Leave out any pictures and transcribe all other data below exactly.

-- BEGIN --

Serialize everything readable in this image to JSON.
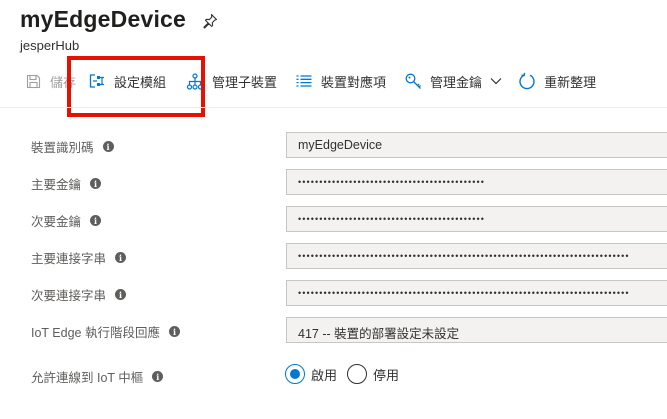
{
  "header": {
    "title": "myEdgeDevice",
    "subtitle": "jesperHub"
  },
  "toolbar": {
    "save_label": "儲存",
    "set_modules_label": "設定模組",
    "manage_children_label": "管理子裝置",
    "device_twin_label": "裝置對應項",
    "manage_keys_label": "管理金鑰",
    "refresh_label": "重新整理"
  },
  "form": {
    "device_id": {
      "label": "裝置識別碼",
      "value": "myEdgeDevice"
    },
    "primary_key": {
      "label": "主要金鑰",
      "value": "••••••••••••••••••••••••••••••••••••••••••••"
    },
    "secondary_key": {
      "label": "次要金鑰",
      "value": "••••••••••••••••••••••••••••••••••••••••••••"
    },
    "primary_conn": {
      "label": "主要連接字串",
      "value": "••••••••••••••••••••••••••••••••••••••••••••••••••••••••••••••••••••••••••••••"
    },
    "secondary_conn": {
      "label": "次要連接字串",
      "value": "••••••••••••••••••••••••••••••••••••••••••••••••••••••••••••••••••••••••••••••"
    },
    "runtime_response": {
      "label": "IoT Edge 執行階段回應",
      "value": "417 -- 裝置的部署設定未設定"
    },
    "allow_connect": {
      "label": "允許連線到 IoT 中樞",
      "enable_label": "啟用",
      "disable_label": "停用",
      "selected": "啟用"
    }
  },
  "colors": {
    "accent": "#0078d4",
    "highlight_box": "#e81000"
  },
  "icons": {
    "pin": "pin-icon",
    "save": "save-icon",
    "modules": "modules-icon",
    "children": "hierarchy-icon",
    "twin": "list-icon",
    "keys": "key-icon",
    "refresh": "refresh-icon",
    "info": "info-icon"
  }
}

-- END --

▶ [Task output]:
Serialize everything readable in this image to JSON.
{
  "header": {
    "title": "myEdgeDevice",
    "subtitle": "jesperHub"
  },
  "toolbar": {
    "save_label": "儲存",
    "set_modules_label": "設定模組",
    "manage_children_label": "管理子裝置",
    "device_twin_label": "裝置對應項",
    "manage_keys_label": "管理金鑰",
    "refresh_label": "重新整理"
  },
  "form": {
    "device_id": {
      "label": "裝置識別碼",
      "value": "myEdgeDevice"
    },
    "primary_key": {
      "label": "主要金鑰",
      "value": "••••••••••••••••••••••••••••••••••••••••••••"
    },
    "secondary_key": {
      "label": "次要金鑰",
      "value": "••••••••••••••••••••••••••••••••••••••••••••"
    },
    "primary_conn": {
      "label": "主要連接字串",
      "value": "••••••••••••••••••••••••••••••••••••••••••••••••••••••••••••••••••••••••••••••"
    },
    "secondary_conn": {
      "label": "次要連接字串",
      "value": "••••••••••••••••••••••••••••••••••••••••••••••••••••••••••••••••••••••••••••••"
    },
    "runtime_response": {
      "label": "IoT Edge 執行階段回應",
      "value": "417 -- 裝置的部署設定未設定"
    },
    "allow_connect": {
      "label": "允許連線到 IoT 中樞",
      "enable_label": "啟用",
      "disable_label": "停用",
      "selected": "啟用"
    }
  },
  "colors": {
    "accent": "#0078d4",
    "highlight_box": "#e81000"
  },
  "icons": {
    "pin": "pin-icon",
    "save": "save-icon",
    "modules": "modules-icon",
    "children": "hierarchy-icon",
    "twin": "list-icon",
    "keys": "key-icon",
    "refresh": "refresh-icon",
    "info": "info-icon"
  }
}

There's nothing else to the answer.